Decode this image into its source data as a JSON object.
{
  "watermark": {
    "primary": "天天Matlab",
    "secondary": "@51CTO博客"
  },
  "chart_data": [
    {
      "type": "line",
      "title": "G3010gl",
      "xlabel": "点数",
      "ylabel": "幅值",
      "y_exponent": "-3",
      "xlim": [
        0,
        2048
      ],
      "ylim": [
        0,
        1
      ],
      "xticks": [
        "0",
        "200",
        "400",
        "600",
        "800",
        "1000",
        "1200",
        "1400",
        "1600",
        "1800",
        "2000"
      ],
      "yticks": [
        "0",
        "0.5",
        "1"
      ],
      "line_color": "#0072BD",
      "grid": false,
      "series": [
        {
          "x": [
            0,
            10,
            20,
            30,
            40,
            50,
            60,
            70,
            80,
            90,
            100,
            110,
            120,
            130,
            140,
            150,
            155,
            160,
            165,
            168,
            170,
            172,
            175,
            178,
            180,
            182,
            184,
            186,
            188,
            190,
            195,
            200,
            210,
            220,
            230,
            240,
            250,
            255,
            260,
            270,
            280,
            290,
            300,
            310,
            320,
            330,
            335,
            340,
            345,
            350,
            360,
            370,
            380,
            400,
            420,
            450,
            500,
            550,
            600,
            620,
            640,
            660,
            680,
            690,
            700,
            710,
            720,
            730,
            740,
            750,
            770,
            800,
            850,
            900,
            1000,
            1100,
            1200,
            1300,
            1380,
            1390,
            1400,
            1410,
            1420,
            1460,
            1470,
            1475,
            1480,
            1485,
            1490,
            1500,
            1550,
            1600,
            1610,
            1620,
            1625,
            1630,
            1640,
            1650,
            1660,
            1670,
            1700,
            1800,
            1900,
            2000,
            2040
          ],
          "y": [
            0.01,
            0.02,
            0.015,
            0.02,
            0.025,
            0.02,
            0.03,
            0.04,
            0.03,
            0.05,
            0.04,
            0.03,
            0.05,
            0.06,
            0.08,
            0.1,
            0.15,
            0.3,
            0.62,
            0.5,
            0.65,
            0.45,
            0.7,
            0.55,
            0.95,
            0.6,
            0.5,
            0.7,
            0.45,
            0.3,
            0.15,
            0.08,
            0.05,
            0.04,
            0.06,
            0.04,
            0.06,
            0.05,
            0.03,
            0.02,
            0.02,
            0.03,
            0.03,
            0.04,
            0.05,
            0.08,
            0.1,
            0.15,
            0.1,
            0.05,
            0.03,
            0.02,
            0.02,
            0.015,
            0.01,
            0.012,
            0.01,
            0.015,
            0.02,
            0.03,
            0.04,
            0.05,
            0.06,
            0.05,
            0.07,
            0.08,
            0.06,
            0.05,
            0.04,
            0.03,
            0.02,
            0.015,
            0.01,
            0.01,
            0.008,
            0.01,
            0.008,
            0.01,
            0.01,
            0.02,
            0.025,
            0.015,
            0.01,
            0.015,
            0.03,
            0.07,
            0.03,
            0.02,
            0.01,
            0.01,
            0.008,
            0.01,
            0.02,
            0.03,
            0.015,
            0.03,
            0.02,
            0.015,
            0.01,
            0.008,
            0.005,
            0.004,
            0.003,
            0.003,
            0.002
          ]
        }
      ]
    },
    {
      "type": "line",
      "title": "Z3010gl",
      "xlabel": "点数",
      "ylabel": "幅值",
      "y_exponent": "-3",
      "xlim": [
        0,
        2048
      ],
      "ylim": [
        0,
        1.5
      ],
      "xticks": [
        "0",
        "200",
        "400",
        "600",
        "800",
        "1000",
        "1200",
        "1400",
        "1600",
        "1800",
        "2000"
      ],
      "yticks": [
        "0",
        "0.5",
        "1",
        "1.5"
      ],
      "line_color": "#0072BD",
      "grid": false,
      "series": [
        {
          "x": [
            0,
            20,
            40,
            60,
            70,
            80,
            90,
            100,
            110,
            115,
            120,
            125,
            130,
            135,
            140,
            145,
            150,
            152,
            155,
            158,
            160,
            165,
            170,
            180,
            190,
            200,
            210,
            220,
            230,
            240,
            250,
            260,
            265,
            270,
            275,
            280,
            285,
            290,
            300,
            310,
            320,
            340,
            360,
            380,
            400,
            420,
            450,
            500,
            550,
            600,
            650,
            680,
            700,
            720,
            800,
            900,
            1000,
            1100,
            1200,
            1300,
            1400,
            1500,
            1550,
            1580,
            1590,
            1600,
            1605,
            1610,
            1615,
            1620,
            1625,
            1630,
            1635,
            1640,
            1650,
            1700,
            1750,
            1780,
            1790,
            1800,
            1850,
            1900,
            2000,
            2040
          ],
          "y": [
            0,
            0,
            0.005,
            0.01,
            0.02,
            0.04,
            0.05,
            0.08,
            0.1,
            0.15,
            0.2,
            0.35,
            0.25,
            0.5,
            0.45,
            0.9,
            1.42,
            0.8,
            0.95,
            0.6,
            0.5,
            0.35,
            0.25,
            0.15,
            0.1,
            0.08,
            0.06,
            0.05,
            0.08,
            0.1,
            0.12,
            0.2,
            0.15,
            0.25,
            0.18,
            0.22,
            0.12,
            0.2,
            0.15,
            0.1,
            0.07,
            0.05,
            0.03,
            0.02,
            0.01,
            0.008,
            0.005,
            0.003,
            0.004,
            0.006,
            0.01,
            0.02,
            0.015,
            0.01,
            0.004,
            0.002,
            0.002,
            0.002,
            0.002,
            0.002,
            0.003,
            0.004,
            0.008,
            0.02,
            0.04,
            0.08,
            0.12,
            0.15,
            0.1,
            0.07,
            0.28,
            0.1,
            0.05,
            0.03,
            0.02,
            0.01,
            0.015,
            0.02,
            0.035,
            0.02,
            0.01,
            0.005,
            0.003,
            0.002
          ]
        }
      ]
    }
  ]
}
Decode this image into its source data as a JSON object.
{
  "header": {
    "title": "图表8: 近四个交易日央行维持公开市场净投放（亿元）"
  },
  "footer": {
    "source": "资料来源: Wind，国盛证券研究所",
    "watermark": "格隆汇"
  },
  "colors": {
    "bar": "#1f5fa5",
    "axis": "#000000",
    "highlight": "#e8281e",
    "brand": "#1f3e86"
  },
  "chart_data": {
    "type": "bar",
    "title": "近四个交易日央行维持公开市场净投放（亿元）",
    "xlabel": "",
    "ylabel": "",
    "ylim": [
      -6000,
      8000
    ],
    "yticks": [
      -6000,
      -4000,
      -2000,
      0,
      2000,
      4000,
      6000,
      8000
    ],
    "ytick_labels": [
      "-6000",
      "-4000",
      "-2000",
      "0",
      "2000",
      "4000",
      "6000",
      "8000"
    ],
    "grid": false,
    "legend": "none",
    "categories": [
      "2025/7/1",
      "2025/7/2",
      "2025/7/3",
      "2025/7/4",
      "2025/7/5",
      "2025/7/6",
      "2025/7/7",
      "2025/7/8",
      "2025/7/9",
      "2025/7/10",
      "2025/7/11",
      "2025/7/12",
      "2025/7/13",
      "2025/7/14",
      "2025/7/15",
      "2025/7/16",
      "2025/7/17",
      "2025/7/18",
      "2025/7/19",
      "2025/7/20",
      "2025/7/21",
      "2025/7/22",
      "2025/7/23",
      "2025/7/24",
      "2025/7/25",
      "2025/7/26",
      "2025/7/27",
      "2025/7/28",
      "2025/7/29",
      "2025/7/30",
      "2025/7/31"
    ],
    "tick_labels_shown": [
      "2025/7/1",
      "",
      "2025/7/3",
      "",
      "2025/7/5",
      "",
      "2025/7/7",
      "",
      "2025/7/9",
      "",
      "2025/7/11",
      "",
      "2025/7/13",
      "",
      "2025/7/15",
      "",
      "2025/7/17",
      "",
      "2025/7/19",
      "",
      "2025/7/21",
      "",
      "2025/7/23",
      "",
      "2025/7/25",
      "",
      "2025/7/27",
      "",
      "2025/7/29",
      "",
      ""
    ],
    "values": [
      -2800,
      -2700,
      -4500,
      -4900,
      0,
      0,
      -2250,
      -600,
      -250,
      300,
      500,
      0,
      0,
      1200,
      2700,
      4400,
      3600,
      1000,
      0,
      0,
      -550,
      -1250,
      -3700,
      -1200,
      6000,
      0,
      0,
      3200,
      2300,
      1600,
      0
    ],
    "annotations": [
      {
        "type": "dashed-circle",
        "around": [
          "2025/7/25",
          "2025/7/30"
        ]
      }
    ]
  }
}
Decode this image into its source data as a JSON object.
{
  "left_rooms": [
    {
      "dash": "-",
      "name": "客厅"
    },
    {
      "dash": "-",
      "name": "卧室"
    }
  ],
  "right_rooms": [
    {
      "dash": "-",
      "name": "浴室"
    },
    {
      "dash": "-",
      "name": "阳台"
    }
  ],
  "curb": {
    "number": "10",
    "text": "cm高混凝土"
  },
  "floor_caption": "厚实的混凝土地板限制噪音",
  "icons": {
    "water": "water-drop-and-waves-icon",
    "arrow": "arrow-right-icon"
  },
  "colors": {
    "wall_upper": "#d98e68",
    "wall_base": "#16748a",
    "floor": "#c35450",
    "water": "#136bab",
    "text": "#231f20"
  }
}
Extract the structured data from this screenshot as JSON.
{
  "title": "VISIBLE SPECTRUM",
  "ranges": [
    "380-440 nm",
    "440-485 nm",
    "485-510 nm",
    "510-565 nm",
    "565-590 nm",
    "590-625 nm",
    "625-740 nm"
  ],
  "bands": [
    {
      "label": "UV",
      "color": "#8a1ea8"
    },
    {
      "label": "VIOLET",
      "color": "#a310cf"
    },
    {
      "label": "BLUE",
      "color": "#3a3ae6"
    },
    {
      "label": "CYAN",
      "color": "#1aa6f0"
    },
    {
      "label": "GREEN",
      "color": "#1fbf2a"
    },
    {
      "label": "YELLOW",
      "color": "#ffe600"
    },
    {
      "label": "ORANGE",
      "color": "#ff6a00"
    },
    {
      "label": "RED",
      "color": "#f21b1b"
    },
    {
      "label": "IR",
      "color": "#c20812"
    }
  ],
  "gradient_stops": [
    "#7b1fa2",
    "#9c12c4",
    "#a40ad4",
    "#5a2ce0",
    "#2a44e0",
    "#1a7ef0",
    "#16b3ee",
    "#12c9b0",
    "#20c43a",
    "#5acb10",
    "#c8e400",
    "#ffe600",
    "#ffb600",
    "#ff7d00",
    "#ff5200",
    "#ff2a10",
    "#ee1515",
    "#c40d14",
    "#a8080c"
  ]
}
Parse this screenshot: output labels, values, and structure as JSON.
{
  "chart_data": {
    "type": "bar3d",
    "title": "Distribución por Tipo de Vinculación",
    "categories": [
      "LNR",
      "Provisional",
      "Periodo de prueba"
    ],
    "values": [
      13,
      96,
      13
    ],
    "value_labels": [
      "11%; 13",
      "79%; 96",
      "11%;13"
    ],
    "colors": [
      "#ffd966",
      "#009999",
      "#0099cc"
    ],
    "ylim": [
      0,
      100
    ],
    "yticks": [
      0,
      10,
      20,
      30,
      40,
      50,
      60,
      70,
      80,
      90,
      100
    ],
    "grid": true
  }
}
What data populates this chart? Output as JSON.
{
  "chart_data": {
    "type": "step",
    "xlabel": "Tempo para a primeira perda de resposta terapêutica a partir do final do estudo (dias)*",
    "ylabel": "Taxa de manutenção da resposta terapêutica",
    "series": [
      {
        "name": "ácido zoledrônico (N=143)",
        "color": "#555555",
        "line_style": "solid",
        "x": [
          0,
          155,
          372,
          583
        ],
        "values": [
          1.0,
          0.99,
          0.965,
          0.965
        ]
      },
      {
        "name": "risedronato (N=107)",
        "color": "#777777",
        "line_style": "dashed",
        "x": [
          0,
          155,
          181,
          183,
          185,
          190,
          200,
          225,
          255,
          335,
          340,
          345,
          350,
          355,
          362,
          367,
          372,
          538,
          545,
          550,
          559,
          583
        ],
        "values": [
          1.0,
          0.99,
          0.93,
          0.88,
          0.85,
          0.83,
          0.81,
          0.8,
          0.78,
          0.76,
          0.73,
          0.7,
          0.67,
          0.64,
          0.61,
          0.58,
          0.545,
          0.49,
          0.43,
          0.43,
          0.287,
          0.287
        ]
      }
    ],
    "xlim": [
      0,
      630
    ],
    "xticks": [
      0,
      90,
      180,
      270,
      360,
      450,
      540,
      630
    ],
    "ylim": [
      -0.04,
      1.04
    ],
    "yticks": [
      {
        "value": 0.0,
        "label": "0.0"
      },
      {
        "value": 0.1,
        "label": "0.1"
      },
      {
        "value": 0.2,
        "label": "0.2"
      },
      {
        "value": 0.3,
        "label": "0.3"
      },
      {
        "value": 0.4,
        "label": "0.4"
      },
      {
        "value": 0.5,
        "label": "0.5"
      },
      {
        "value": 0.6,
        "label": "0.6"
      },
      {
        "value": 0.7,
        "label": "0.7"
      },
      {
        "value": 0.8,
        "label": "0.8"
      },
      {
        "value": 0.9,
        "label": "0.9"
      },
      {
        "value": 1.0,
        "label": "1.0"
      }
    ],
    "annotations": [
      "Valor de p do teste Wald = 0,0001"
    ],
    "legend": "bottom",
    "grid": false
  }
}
┄┄┄┄┄┄
▶ EXERCISE
How many lines of the listing above include the word "dashed"? State the number and nothing else.

▶ IN RESPONSE
2